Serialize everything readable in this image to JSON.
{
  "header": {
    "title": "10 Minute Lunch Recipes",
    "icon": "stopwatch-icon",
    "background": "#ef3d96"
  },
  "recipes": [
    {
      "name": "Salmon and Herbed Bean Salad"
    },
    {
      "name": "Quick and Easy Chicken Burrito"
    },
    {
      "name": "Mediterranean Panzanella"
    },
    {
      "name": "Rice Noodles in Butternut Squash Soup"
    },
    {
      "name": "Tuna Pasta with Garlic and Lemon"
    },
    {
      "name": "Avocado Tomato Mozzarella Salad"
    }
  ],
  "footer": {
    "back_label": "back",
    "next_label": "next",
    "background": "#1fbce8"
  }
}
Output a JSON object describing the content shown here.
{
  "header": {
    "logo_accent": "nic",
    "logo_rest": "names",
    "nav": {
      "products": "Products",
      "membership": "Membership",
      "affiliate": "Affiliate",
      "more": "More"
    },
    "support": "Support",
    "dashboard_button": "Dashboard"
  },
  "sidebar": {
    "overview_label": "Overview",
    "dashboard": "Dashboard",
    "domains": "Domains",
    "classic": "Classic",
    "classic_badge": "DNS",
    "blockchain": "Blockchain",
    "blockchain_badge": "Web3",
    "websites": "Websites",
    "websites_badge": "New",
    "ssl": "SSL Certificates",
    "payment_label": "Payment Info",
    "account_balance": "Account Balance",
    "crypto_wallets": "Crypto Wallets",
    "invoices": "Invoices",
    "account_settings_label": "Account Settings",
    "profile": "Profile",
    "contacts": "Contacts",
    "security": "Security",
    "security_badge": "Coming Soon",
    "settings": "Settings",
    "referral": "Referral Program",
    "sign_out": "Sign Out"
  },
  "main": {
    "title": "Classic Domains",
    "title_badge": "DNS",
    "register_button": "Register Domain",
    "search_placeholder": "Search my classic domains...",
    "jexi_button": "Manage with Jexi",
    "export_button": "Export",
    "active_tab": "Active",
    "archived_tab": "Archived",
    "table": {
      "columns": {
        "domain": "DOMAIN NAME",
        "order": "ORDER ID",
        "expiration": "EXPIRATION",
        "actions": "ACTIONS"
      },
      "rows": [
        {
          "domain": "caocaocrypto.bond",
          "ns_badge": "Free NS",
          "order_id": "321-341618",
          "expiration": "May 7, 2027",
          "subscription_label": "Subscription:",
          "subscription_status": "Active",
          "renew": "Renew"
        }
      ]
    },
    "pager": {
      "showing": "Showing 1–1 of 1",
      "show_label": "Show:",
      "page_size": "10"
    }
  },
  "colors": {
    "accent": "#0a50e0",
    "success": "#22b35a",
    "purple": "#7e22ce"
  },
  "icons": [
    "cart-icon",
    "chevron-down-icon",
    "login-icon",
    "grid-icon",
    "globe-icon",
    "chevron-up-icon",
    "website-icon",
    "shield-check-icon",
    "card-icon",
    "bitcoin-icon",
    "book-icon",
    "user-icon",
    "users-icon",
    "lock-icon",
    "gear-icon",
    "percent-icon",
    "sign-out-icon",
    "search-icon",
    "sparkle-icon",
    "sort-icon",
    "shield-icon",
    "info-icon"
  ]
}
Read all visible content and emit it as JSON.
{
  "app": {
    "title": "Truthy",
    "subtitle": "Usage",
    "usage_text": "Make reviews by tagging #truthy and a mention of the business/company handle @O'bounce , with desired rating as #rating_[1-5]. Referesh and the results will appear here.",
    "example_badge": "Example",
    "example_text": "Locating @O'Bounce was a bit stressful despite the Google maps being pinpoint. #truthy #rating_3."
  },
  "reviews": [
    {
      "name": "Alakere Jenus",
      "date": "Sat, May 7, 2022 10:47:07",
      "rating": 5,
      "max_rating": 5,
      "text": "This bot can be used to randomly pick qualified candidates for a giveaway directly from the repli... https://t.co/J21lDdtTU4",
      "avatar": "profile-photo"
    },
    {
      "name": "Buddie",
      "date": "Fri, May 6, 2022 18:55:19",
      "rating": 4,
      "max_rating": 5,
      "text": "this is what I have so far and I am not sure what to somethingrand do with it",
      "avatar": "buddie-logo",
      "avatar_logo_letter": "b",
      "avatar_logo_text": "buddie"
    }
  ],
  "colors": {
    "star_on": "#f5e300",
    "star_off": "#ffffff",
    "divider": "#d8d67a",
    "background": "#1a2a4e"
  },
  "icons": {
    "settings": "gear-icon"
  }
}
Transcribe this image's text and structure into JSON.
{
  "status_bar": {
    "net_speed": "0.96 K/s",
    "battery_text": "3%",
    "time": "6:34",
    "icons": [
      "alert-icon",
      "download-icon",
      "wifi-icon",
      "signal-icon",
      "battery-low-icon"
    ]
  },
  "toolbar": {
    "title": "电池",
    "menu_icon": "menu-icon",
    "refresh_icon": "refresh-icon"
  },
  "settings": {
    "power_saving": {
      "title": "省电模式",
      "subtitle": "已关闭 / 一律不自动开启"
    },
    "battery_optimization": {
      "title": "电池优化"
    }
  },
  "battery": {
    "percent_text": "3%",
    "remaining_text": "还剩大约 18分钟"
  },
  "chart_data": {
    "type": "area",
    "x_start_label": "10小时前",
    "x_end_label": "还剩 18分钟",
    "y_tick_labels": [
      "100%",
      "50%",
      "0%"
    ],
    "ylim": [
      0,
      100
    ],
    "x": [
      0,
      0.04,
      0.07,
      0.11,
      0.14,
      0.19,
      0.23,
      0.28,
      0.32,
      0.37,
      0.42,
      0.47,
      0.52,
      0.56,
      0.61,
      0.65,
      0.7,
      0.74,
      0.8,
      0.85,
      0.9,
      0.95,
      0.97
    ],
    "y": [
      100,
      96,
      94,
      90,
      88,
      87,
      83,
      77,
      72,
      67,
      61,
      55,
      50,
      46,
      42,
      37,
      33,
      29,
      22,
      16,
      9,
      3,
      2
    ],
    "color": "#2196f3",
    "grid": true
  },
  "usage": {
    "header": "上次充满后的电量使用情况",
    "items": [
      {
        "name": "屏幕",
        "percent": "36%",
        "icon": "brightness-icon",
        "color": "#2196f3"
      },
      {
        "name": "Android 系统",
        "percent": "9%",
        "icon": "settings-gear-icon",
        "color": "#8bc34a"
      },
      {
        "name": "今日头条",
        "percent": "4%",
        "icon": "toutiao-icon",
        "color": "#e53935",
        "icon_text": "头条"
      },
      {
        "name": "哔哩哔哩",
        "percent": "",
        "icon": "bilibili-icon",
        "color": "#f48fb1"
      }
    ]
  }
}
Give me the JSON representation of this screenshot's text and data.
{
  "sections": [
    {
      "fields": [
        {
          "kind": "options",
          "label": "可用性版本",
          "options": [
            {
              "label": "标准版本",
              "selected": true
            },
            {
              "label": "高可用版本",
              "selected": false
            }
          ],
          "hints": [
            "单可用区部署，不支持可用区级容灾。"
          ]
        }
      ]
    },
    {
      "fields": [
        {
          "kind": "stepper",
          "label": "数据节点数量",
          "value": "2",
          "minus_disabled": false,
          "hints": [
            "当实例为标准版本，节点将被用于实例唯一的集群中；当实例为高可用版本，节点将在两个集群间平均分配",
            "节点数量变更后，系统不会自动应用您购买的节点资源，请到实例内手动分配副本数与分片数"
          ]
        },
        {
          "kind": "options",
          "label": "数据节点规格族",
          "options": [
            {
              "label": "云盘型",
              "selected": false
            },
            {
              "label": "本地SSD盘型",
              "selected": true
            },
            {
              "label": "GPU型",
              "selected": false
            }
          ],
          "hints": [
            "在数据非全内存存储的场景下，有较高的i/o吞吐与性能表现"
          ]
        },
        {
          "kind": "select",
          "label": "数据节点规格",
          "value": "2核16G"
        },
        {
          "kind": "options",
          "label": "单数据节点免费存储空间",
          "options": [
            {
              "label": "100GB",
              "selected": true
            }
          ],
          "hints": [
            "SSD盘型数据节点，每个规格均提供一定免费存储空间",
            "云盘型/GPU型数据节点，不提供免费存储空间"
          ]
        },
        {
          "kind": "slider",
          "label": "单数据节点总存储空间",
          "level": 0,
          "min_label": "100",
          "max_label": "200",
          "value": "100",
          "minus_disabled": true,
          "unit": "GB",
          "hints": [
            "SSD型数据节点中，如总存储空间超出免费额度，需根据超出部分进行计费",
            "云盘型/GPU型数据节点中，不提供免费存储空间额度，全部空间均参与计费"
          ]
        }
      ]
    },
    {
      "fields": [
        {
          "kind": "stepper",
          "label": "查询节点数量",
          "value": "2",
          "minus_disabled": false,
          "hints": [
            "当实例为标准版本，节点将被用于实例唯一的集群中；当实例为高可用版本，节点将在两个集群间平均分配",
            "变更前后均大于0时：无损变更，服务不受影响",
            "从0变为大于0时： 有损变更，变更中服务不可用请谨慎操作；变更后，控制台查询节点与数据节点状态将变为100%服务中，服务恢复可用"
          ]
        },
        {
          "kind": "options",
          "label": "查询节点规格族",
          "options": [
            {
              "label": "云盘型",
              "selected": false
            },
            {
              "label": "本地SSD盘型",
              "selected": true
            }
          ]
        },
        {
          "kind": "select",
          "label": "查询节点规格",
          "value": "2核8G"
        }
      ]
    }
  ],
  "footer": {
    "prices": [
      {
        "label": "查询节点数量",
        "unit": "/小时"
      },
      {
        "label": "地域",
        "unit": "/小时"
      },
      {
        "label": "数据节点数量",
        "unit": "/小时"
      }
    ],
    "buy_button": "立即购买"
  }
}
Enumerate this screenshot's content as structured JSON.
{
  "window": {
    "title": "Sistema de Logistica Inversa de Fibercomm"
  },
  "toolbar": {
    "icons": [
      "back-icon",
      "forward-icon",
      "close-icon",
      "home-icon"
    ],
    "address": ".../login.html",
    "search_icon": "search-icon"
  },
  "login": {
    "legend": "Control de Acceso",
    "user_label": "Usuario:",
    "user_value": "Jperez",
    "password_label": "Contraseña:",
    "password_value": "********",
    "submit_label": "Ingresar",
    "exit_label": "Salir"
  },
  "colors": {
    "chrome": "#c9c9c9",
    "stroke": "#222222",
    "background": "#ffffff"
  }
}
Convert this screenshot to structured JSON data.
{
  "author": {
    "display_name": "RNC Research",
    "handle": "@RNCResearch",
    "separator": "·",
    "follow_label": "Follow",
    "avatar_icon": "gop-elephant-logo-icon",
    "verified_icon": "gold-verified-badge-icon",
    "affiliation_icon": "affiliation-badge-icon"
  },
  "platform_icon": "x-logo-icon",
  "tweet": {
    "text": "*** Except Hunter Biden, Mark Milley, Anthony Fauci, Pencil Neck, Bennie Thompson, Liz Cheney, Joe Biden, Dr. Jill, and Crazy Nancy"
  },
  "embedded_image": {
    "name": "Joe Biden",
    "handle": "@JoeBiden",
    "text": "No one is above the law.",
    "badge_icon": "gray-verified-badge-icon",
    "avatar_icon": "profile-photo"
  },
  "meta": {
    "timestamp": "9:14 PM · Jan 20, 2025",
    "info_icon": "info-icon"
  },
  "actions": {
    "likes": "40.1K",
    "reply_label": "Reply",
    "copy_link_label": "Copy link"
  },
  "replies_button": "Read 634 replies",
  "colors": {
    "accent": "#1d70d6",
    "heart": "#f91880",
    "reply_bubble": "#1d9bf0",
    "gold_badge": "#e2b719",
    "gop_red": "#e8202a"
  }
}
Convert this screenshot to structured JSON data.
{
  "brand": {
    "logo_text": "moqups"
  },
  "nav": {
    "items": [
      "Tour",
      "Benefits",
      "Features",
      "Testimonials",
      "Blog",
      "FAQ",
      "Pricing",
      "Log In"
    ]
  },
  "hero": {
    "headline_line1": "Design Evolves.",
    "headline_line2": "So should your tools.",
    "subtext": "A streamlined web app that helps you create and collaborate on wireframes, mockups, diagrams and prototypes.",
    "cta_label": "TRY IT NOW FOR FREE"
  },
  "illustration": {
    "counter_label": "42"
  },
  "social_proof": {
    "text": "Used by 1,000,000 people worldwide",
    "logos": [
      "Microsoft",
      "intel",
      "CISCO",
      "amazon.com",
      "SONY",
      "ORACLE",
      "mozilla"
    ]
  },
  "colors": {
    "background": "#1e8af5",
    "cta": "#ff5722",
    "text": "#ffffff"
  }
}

Instructions for the task: Tally the lines of the records holding the word "subtitle", then give only the resulting number.

Reply: 2